◆ Requirements
Write out the full listing exactly as given, minus the images.

Records that describe figures:
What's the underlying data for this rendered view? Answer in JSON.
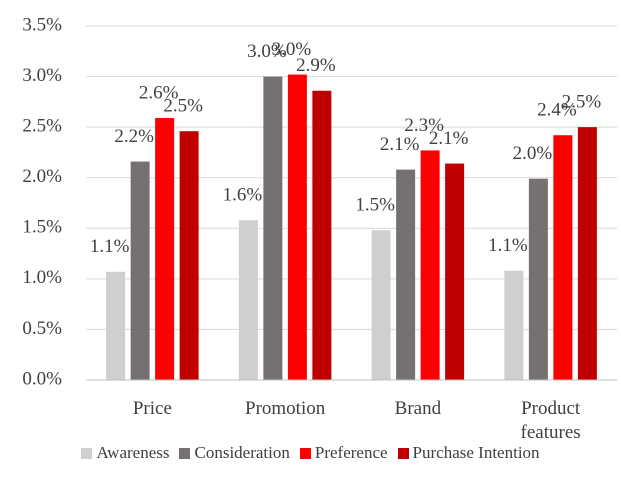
{
  "chart_data": {
    "type": "bar",
    "categories": [
      "Price",
      "Promotion",
      "Brand",
      "Product features"
    ],
    "series": [
      {
        "name": "Awareness",
        "color": "#d0cece",
        "values": [
          1.07,
          1.58,
          1.48,
          1.08
        ],
        "value_labels": [
          "1.1%",
          "1.6%",
          "1.5%",
          "1.1%"
        ]
      },
      {
        "name": "Consideration",
        "color": "#767171",
        "values": [
          2.16,
          3.0,
          2.08,
          1.99
        ],
        "value_labels": [
          "2.2%",
          "3.0%",
          "2.1%",
          "2.0%"
        ]
      },
      {
        "name": "Preference",
        "color": "#ff0000",
        "values": [
          2.59,
          3.02,
          2.27,
          2.42
        ],
        "value_labels": [
          "2.6%",
          "3.0%",
          "2.3%",
          "2.4%"
        ]
      },
      {
        "name": "Purchase Intention",
        "color": "#c00000",
        "values": [
          2.46,
          2.86,
          2.14,
          2.5
        ],
        "value_labels": [
          "2.5%",
          "2.9%",
          "2.1%",
          "2.5%"
        ]
      }
    ],
    "ylim": [
      0,
      3.5
    ],
    "yticks": [
      {
        "value": 0,
        "label": "0.0%"
      },
      {
        "value": 0.5,
        "label": "0.5%"
      },
      {
        "value": 1,
        "label": "1.0%"
      },
      {
        "value": 1.5,
        "label": "1.5%"
      },
      {
        "value": 2,
        "label": "2.0%"
      },
      {
        "value": 2.5,
        "label": "2.5%"
      },
      {
        "value": 3,
        "label": "3.0%"
      },
      {
        "value": 3.5,
        "label": "3.5%"
      }
    ],
    "grid": true
  }
}
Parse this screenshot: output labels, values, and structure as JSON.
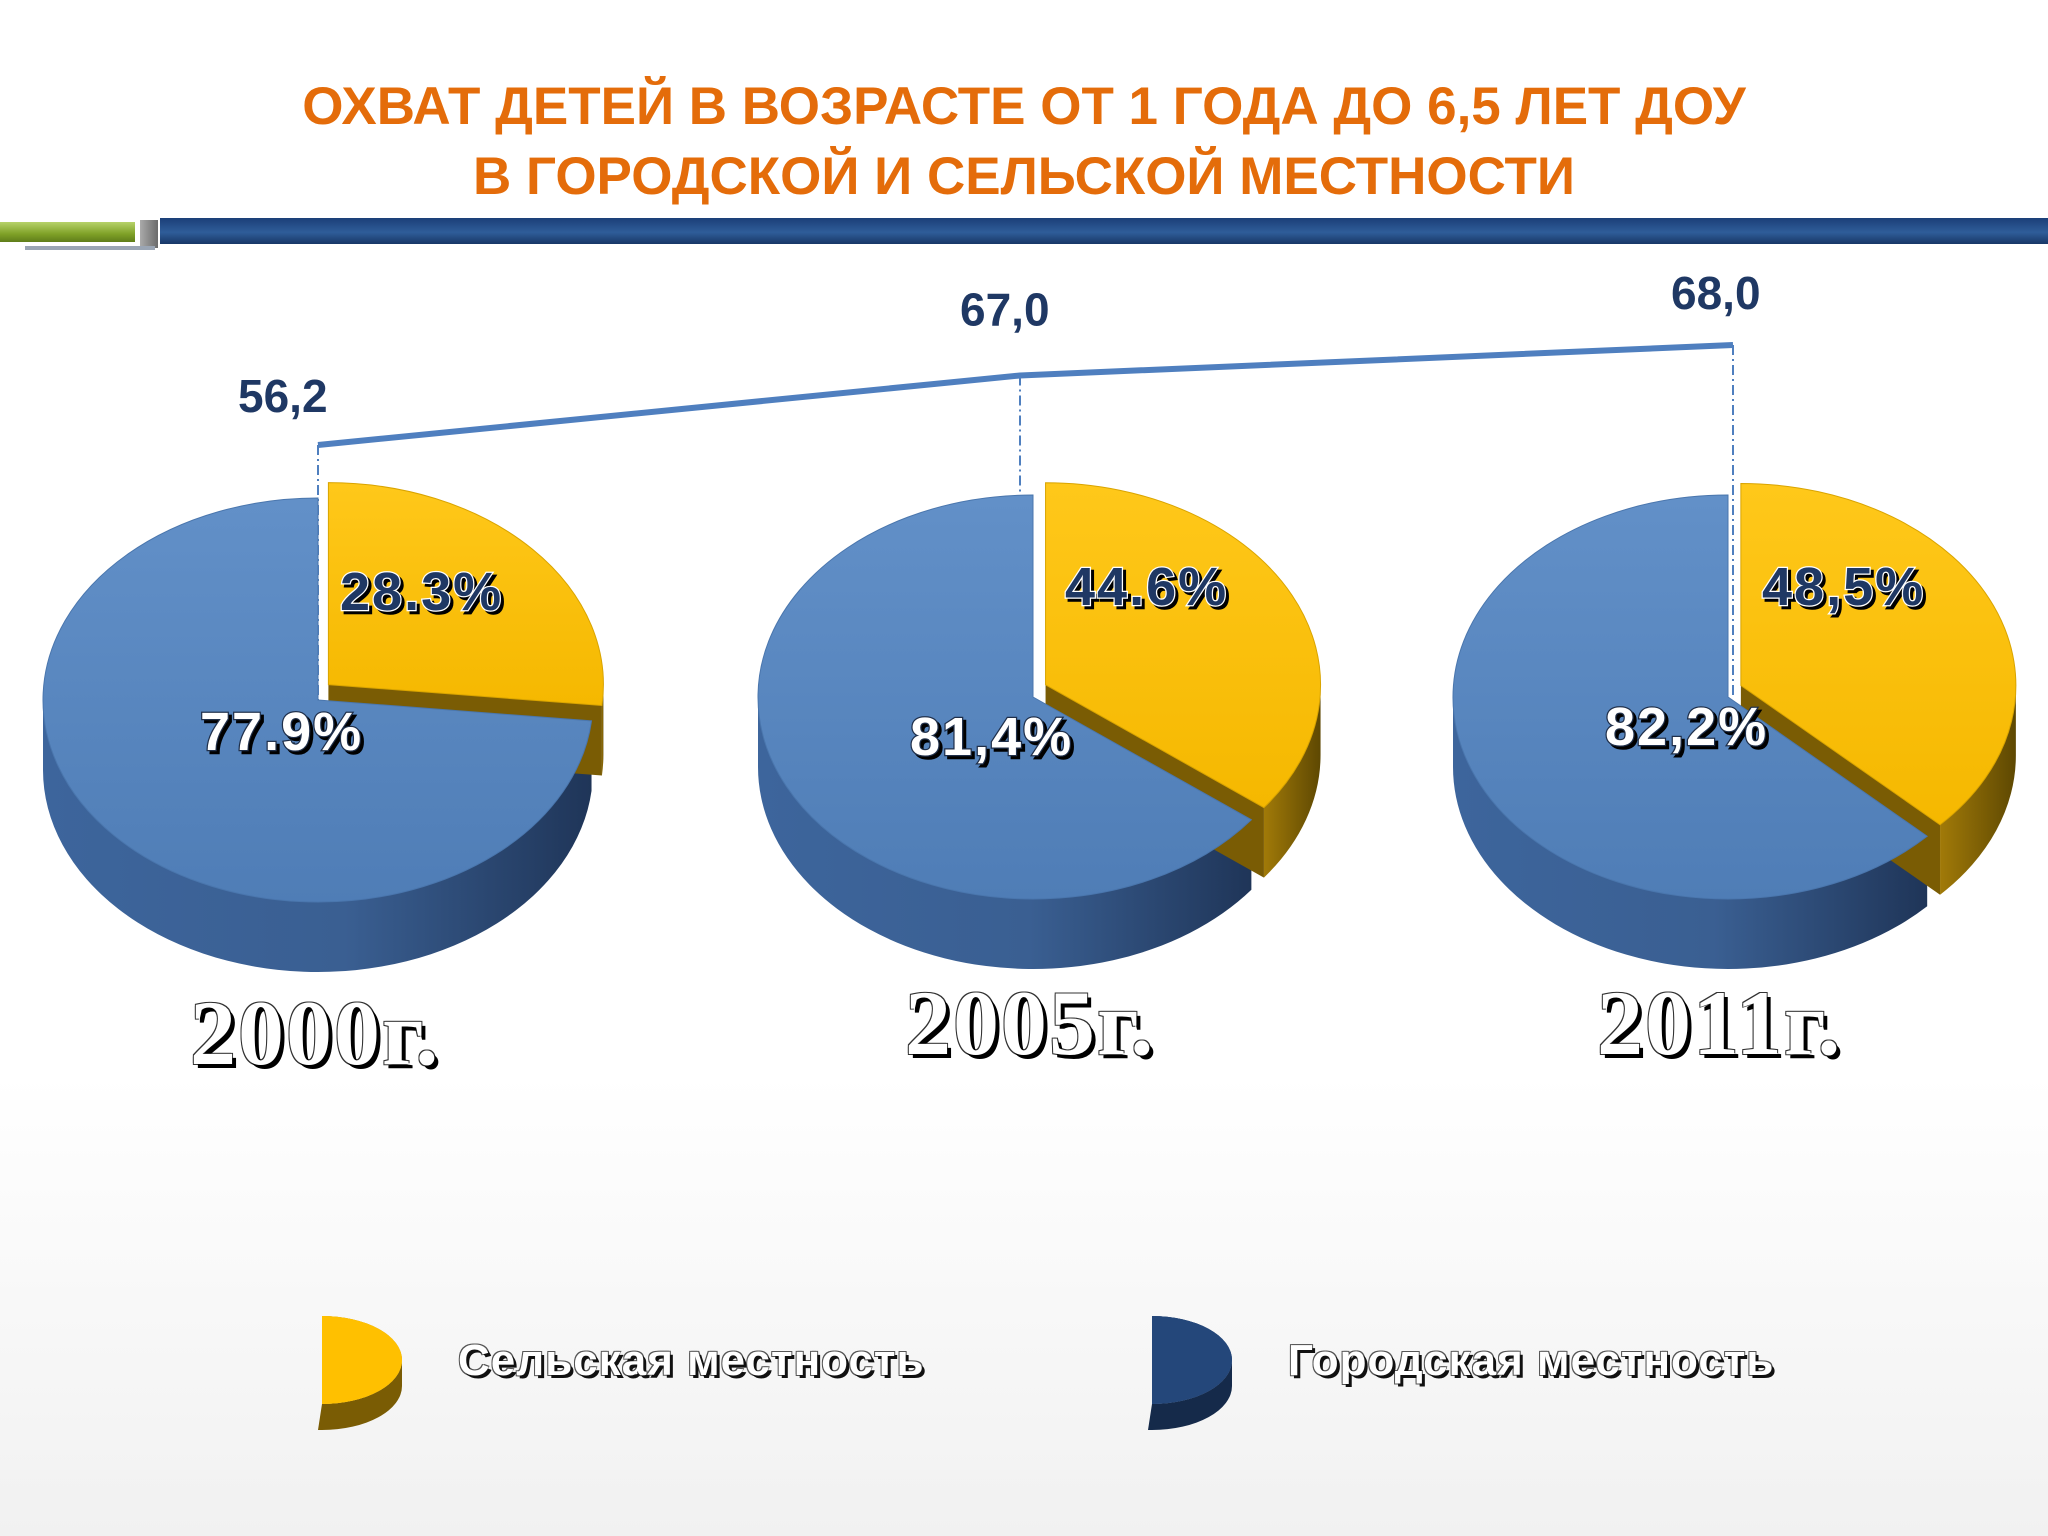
{
  "title": {
    "line1": "ОХВАТ ДЕТЕЙ В ВОЗРАСТЕ ОТ 1 ГОДА ДО 6,5 ЛЕТ ДОУ",
    "line2": "В ГОРОДСКОЙ И СЕЛЬСКОЙ МЕСТНОСТИ"
  },
  "colors": {
    "title": "#e46c0a",
    "rural": "#ffc000",
    "urban": "#5b87c0",
    "line": "#4f7fbf",
    "value_text": "#1f3864"
  },
  "chart_data": [
    {
      "type": "line",
      "x": [
        "2000г.",
        "2005г.",
        "2011г."
      ],
      "series": [
        {
          "values": [
            56.2,
            67.0,
            68.0
          ],
          "labels": [
            "56,2",
            "67,0",
            "68,0"
          ]
        }
      ]
    },
    {
      "type": "pie",
      "categories": [
        "Сельская местность",
        "Городская местность"
      ],
      "pies": [
        {
          "year": "2000г.",
          "values": [
            28.3,
            77.9
          ],
          "labels": [
            "28.3%",
            "77.9%"
          ]
        },
        {
          "year": "2005г.",
          "values": [
            44.6,
            81.4
          ],
          "labels": [
            "44.6%",
            "81,4%"
          ]
        },
        {
          "year": "2011г.",
          "values": [
            48.5,
            82.2
          ],
          "labels": [
            "48,5%",
            "82,2%"
          ]
        }
      ]
    }
  ],
  "legend": {
    "rural": "Сельская местность",
    "urban": "Городская местность"
  }
}
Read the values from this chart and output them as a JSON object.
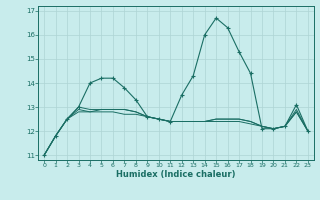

◆ Written response
What's the underlying data for this rendered view? Answer in JSON.
{
  "chart_data": {
    "type": "bar",
    "categories": [
      "Price",
      "Promotion",
      "Brand",
      "Product features"
    ],
    "series": [
      {
        "name": "Awareness",
        "color": "#d0cece",
        "values": [
          1.07,
          1.58,
          1.48,
          1.08
        ],
        "value_labels": [
          "1.1%",
          "1.6%",
          "1.5%",
          "1.1%"
        ]
      },
      {
        "name": "Consideration",
        "color": "#767171",
        "values": [
          2.16,
          3.0,
          2.08,
          1.99
        ],
        "value_labels": [
          "2.2%",
          "3.0%",
          "2.1%",
          "2.0%"
        ]
      },
      {
        "name": "Preference",
        "color": "#ff0000",
        "values": [
          2.59,
          3.02,
          2.27,
          2.42
        ],
        "value_labels": [
          "2.6%",
          "3.0%",
          "2.3%",
          "2.4%"
        ]
      },
      {
        "name": "Purchase Intention",
        "color": "#c00000",
        "values": [
          2.46,
          2.86,
          2.14,
          2.5
        ],
        "value_labels": [
          "2.5%",
          "2.9%",
          "2.1%",
          "2.5%"
        ]
      }
    ],
    "ylim": [
      0,
      3.5
    ],
    "yticks": [
      {
        "value": 0,
        "label": "0.0%"
      },
      {
        "value": 0.5,
        "label": "0.5%"
      },
      {
        "value": 1,
        "label": "1.0%"
      },
      {
        "value": 1.5,
        "label": "1.5%"
      },
      {
        "value": 2,
        "label": "2.0%"
      },
      {
        "value": 2.5,
        "label": "2.5%"
      },
      {
        "value": 3,
        "label": "3.0%"
      },
      {
        "value": 3.5,
        "label": "3.5%"
      }
    ],
    "grid": true
  }
}
Parse this screenshot: output labels, values, and structure as JSON.
{
  "title": {
    "line1": "ОХВАТ ДЕТЕЙ В ВОЗРАСТЕ ОТ 1 ГОДА ДО 6,5 ЛЕТ ДОУ",
    "line2": "В ГОРОДСКОЙ И СЕЛЬСКОЙ МЕСТНОСТИ"
  },
  "colors": {
    "title": "#e46c0a",
    "rural": "#ffc000",
    "urban": "#5b87c0",
    "line": "#4f7fbf",
    "value_text": "#1f3864"
  },
  "chart_data": [
    {
      "type": "line",
      "x": [
        "2000г.",
        "2005г.",
        "2011г."
      ],
      "series": [
        {
          "values": [
            56.2,
            67.0,
            68.0
          ],
          "labels": [
            "56,2",
            "67,0",
            "68,0"
          ]
        }
      ]
    },
    {
      "type": "pie",
      "categories": [
        "Сельская местность",
        "Городская местность"
      ],
      "pies": [
        {
          "year": "2000г.",
          "values": [
            28.3,
            77.9
          ],
          "labels": [
            "28.3%",
            "77.9%"
          ]
        },
        {
          "year": "2005г.",
          "values": [
            44.6,
            81.4
          ],
          "labels": [
            "44.6%",
            "81,4%"
          ]
        },
        {
          "year": "2011г.",
          "values": [
            48.5,
            82.2
          ],
          "labels": [
            "48,5%",
            "82,2%"
          ]
        }
      ]
    }
  ],
  "legend": {
    "rural": "Сельская местность",
    "urban": "Городская местность"
  }
}
Read the values from this chart and output them as a JSON object.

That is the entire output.